--- Start of Supplied data ---

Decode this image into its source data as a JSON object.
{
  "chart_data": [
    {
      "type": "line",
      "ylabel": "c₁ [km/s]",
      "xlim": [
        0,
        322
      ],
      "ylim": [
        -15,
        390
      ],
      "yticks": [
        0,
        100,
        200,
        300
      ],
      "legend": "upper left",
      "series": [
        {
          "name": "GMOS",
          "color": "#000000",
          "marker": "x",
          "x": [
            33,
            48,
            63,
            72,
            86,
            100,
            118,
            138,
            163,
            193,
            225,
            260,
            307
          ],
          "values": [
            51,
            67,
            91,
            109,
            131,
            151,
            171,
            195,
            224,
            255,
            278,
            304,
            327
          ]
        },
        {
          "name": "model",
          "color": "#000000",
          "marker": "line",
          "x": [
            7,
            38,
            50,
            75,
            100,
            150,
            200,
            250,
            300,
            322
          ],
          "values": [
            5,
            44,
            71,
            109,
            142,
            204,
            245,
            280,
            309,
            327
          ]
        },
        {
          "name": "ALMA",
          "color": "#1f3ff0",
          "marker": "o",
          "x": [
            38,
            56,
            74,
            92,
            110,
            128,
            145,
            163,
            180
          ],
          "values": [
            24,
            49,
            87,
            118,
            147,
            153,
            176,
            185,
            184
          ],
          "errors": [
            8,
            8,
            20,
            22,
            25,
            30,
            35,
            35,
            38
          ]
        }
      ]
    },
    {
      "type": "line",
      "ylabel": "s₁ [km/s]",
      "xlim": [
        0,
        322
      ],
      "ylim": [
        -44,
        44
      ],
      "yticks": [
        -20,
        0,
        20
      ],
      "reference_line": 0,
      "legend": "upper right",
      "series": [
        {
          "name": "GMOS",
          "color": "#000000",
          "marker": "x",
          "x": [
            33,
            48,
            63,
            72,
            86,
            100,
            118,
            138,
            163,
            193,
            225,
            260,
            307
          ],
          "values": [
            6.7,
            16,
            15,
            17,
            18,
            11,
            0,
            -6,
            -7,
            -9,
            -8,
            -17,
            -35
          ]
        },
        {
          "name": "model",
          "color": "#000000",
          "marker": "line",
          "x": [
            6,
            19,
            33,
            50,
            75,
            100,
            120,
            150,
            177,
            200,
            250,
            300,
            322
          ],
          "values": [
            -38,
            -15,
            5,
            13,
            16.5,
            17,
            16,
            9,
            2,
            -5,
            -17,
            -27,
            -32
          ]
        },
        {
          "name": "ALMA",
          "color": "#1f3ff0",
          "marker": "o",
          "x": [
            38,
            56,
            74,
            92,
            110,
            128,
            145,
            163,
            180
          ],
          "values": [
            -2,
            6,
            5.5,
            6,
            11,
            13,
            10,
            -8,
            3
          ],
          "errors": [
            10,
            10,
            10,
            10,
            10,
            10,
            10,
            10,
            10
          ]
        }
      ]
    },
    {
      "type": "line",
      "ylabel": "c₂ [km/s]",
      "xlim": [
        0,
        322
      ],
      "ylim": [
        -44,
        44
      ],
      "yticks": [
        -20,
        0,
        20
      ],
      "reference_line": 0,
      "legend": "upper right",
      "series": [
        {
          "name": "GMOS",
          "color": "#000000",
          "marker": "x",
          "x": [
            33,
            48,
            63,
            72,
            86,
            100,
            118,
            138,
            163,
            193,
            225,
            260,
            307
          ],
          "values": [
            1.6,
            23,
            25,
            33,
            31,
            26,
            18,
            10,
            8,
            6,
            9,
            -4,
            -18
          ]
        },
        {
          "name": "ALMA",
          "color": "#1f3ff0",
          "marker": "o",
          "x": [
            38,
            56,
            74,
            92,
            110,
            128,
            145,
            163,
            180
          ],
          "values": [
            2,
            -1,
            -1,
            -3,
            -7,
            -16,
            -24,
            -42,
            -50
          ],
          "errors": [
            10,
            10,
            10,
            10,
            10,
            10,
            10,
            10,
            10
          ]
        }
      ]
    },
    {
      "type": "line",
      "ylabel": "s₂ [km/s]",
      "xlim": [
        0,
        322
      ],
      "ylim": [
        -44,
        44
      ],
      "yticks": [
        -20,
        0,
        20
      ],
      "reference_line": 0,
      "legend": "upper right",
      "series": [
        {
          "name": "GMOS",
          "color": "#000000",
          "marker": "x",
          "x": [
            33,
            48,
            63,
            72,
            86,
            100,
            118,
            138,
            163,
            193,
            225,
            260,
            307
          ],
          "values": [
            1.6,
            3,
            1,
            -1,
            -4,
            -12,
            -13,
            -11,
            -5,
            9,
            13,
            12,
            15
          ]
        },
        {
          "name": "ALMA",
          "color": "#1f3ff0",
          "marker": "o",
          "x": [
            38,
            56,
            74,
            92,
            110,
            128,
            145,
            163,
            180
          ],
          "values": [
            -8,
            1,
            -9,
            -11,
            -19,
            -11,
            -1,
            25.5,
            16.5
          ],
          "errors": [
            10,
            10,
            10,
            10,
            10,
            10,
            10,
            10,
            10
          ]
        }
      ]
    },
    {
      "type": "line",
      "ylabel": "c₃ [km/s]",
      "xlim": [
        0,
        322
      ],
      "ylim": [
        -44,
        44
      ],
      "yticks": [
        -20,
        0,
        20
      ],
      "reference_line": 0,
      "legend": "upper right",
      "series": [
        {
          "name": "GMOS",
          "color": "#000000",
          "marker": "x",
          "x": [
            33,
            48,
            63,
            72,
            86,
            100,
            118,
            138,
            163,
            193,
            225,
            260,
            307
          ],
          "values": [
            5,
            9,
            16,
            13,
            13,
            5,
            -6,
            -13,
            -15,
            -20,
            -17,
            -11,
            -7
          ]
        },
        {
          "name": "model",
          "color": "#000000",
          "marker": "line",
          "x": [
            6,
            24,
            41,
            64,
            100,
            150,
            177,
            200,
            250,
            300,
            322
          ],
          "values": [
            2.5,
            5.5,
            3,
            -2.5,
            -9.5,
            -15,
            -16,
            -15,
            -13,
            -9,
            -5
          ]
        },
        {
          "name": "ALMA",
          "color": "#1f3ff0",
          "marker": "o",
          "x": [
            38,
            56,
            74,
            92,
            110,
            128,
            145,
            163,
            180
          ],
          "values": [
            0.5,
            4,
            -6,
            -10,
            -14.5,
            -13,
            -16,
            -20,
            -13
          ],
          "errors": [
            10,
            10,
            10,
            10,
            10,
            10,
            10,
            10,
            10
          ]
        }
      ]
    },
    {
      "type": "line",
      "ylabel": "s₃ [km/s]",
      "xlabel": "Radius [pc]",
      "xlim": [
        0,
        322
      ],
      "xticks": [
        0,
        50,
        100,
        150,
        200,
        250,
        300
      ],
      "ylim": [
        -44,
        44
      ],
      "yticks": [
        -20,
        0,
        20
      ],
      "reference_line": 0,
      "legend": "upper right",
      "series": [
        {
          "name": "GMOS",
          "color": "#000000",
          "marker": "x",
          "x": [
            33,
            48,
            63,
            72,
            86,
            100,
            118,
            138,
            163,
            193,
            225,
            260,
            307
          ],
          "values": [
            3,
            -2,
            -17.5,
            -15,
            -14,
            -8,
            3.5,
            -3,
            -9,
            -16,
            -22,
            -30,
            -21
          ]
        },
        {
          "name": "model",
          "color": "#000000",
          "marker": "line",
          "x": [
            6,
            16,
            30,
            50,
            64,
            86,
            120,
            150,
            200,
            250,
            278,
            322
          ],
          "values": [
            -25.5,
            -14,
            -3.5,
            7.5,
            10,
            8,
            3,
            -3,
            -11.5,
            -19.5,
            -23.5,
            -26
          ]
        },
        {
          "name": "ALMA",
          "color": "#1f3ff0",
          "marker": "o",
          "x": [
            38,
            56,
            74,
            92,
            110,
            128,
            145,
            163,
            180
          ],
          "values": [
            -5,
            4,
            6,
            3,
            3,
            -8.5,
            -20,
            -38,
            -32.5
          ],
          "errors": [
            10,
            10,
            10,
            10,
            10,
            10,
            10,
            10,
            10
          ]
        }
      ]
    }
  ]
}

--- End of Supplied data ---

Problem description =
Determine how many lines of this listing contain "ylabel", and give only the number.

Answer for the task =
6